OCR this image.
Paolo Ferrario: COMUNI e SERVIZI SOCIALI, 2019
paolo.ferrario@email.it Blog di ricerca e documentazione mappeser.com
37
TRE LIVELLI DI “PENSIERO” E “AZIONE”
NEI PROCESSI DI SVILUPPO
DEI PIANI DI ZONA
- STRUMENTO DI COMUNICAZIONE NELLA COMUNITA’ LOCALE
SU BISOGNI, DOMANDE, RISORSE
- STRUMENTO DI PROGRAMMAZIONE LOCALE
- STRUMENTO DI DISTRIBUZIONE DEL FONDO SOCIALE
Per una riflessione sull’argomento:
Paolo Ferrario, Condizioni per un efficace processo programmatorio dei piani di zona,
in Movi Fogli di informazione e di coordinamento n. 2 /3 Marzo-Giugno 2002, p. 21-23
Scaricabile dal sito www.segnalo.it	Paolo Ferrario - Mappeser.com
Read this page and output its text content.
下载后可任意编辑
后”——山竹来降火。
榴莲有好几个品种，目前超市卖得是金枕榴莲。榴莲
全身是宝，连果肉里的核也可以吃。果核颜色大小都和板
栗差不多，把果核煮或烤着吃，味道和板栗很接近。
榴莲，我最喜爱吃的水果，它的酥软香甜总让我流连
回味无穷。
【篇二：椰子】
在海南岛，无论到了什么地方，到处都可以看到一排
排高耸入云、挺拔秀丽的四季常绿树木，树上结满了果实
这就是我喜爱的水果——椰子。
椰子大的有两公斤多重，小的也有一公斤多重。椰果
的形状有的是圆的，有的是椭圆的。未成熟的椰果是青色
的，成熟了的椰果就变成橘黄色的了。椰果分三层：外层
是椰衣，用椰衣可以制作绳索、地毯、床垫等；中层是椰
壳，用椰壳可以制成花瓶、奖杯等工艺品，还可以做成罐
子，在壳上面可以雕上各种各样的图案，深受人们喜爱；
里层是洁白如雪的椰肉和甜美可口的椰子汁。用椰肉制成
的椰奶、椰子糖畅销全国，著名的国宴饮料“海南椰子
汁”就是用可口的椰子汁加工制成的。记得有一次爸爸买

# # # #

Make an exact copy of the data above.

OCR this image.
Paolo Ferrario: COMUNI e SERVIZI SOCIALI, 2019
paolo.ferrario@email.it Blog di ricerca e documentazione mappeser.com
37
TRE LIVELLI DI “PENSIERO” E “AZIONE”
NEI PROCESSI DI SVILUPPO
DEI PIANI DI ZONA
- STRUMENTO DI COMUNICAZIONE NELLA COMUNITA’ LOCALE
SU BISOGNI, DOMANDE, RISORSE
- STRUMENTO DI PROGRAMMAZIONE LOCALE
- STRUMENTO DI DISTRIBUZIONE DEL FONDO SOCIALE
Per una riflessione sull’argomento:
Paolo Ferrario, Condizioni per un efficace processo programmatorio dei piani di zona,
in Movi Fogli di informazione e di coordinamento n. 2 /3 Marzo-Giugno 2002, p. 21-23
Scaricabile dal sito www.segnalo.it	Paolo Ferrario - Mappeser.com
Read this page and output its text content.
下载后可任意编辑
后”——山竹来降火。
榴莲有好几个品种，目前超市卖得是金枕榴莲。榴莲
全身是宝，连果肉里的核也可以吃。果核颜色大小都和板
栗差不多，把果核煮或烤着吃，味道和板栗很接近。
榴莲，我最喜爱吃的水果，它的酥软香甜总让我流连
回味无穷。
【篇二：椰子】
在海南岛，无论到了什么地方，到处都可以看到一排
排高耸入云、挺拔秀丽的四季常绿树木，树上结满了果实
这就是我喜爱的水果——椰子。
椰子大的有两公斤多重，小的也有一公斤多重。椰果
的形状有的是圆的，有的是椭圆的。未成熟的椰果是青色
的，成熟了的椰果就变成橘黄色的了。椰果分三层：外层
是椰衣，用椰衣可以制作绳索、地毯、床垫等；中层是椰
壳，用椰壳可以制成花瓶、奖杯等工艺品，还可以做成罐
子，在壳上面可以雕上各种各样的图案，深受人们喜爱；
里层是洁白如雪的椰肉和甜美可口的椰子汁。用椰肉制成
的椰奶、椰子糖畅销全国，著名的国宴饮料“海南椰子
汁”就是用可口的椰子汁加工制成的。记得有一次爸爸买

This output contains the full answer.